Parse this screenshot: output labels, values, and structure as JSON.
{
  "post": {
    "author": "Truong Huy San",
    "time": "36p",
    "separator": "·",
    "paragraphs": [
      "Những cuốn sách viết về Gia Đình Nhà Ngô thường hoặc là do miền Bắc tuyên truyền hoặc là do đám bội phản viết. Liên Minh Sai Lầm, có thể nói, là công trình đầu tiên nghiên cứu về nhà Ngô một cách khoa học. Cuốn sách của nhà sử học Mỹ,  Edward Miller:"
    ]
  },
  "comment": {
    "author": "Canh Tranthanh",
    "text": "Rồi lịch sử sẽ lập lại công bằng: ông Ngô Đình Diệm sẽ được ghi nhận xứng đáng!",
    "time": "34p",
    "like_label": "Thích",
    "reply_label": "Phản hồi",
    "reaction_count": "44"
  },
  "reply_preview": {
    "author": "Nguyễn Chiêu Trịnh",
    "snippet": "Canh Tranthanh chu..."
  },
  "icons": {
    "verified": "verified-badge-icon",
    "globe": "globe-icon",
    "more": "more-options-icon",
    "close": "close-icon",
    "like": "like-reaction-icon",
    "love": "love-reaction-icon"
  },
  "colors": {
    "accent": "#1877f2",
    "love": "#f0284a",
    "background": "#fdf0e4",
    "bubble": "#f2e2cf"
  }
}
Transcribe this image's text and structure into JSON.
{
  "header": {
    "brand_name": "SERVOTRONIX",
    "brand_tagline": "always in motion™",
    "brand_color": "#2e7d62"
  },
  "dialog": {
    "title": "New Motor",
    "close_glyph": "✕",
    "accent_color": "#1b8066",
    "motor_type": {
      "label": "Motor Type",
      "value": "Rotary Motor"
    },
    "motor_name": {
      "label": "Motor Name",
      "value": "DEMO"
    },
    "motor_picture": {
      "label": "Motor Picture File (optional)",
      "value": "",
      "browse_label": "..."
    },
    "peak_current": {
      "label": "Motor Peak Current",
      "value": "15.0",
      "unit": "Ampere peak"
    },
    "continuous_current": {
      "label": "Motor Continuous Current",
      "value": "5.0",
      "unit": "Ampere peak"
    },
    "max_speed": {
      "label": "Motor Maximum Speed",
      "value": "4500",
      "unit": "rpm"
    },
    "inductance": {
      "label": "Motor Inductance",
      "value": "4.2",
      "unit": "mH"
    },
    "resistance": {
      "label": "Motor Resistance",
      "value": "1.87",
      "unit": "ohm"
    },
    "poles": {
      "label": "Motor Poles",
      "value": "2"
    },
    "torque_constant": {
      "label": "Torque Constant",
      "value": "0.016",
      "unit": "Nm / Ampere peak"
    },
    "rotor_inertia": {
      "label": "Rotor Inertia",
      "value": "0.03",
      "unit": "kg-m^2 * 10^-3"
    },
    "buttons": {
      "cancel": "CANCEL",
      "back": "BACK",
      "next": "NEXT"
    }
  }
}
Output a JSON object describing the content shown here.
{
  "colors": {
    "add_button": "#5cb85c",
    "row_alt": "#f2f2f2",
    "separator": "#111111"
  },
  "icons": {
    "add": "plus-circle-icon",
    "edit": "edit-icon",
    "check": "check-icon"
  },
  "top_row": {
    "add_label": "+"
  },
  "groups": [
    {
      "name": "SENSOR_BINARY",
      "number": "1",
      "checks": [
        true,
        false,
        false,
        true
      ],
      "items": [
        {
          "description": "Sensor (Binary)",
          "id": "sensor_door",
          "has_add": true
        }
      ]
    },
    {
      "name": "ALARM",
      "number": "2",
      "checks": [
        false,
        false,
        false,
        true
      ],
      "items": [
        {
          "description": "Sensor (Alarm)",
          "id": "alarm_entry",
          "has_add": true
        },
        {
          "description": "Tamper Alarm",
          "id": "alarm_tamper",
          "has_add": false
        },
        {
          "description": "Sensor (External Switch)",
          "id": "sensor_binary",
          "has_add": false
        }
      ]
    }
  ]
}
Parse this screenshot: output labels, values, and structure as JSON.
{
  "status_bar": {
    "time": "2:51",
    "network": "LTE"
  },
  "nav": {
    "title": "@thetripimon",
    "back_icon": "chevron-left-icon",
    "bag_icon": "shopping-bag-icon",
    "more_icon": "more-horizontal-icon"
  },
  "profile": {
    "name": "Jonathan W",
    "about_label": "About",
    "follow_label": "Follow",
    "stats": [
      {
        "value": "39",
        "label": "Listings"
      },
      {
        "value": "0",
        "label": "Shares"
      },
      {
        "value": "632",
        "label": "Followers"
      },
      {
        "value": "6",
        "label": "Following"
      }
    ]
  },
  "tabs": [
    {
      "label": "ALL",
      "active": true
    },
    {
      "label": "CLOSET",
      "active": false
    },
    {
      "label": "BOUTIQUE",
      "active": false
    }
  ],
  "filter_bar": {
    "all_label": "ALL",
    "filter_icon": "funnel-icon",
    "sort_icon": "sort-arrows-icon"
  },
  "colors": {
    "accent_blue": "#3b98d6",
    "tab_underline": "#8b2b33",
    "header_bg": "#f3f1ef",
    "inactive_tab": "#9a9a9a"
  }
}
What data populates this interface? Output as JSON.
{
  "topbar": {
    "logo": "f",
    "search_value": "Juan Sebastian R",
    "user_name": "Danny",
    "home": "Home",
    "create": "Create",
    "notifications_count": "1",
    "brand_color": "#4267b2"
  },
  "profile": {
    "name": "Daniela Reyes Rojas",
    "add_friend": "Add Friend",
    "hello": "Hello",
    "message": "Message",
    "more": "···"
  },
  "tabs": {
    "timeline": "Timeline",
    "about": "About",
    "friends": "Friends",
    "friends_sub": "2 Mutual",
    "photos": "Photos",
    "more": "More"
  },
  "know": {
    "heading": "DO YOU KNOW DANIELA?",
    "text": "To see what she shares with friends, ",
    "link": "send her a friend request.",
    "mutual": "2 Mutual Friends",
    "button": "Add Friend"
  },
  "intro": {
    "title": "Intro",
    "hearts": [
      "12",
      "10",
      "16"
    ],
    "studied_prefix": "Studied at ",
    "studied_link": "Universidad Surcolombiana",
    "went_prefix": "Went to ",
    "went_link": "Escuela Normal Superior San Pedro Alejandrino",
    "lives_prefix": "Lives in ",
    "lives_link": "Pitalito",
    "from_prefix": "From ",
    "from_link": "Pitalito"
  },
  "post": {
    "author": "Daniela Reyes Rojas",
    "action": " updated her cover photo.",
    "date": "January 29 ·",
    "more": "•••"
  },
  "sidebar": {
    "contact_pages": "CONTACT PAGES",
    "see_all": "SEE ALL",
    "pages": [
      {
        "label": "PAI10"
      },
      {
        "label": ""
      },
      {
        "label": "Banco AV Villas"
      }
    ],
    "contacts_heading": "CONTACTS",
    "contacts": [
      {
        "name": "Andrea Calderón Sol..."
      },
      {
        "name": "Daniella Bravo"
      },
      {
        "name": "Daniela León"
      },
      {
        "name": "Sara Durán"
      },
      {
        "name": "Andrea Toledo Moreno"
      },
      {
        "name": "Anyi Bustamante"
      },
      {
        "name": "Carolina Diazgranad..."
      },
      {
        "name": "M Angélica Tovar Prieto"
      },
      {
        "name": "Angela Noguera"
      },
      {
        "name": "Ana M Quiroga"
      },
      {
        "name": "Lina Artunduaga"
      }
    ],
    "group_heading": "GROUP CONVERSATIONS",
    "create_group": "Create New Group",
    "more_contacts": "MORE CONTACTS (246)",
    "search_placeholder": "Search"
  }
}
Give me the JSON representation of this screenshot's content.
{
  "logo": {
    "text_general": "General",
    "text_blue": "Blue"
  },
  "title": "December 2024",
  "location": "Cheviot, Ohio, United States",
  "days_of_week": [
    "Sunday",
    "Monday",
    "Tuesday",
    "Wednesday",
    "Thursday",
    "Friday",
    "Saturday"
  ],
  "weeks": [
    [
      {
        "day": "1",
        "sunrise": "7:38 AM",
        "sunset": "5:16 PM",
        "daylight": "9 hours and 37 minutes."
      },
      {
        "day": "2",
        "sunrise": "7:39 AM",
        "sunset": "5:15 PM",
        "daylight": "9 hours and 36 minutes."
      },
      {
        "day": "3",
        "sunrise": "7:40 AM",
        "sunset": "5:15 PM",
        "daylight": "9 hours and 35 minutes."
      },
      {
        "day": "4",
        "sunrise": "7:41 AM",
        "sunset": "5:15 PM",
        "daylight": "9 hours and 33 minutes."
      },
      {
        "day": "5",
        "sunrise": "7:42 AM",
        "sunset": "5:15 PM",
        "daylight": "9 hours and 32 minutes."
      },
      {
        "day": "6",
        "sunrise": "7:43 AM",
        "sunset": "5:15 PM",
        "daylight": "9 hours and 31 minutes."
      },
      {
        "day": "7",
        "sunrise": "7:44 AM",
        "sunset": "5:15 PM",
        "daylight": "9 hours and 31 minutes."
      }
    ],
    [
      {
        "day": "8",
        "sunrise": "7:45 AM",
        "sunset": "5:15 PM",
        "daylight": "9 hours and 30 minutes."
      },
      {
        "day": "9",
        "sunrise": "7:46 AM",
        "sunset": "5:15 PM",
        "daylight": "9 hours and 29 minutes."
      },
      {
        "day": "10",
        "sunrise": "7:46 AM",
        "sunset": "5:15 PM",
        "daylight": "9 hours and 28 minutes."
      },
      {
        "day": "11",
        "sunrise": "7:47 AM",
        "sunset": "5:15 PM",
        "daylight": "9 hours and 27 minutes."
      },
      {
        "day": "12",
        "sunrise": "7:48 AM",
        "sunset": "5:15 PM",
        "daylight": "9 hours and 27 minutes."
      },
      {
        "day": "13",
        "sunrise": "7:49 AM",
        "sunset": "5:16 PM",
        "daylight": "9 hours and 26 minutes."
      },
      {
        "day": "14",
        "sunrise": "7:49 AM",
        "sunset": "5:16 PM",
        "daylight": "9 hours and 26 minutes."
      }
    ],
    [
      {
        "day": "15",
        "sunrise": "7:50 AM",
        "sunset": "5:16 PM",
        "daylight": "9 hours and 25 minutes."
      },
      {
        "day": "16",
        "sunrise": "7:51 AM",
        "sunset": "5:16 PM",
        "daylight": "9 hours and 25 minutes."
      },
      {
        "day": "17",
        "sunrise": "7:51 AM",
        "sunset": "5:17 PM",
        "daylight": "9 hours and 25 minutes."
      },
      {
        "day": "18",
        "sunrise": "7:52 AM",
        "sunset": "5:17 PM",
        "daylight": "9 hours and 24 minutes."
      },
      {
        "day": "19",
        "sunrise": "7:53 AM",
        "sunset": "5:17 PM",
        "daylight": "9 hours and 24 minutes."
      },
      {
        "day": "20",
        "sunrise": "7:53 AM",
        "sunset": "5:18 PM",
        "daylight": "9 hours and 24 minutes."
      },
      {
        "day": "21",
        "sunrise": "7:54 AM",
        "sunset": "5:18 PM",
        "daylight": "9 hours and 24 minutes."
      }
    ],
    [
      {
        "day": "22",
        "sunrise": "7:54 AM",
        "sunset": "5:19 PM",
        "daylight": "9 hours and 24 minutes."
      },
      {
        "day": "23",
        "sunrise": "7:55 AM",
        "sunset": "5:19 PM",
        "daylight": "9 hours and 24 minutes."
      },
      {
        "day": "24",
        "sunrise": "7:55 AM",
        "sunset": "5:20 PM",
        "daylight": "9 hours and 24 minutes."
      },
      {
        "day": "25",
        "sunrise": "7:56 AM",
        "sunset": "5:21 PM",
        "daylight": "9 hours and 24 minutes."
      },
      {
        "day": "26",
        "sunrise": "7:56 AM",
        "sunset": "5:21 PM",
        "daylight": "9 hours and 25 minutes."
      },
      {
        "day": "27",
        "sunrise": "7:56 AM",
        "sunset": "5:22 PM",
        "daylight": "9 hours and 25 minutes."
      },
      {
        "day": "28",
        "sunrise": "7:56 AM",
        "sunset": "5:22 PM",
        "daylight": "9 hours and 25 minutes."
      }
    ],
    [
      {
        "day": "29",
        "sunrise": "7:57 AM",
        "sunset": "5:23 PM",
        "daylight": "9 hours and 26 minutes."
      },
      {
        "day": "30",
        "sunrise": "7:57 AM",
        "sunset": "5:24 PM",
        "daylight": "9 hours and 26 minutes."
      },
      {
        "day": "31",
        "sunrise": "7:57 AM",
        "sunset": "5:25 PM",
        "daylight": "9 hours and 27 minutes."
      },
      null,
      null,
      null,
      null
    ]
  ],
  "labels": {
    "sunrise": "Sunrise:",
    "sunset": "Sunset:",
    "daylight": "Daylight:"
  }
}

> PROBLEM DETAILS: Pick out each line in the material containing "Mutual".

> SOLUTION TO THE PROBLEM:
    "friends_sub": "2 Mutual",
    "mutual": "2 Mutual Friends",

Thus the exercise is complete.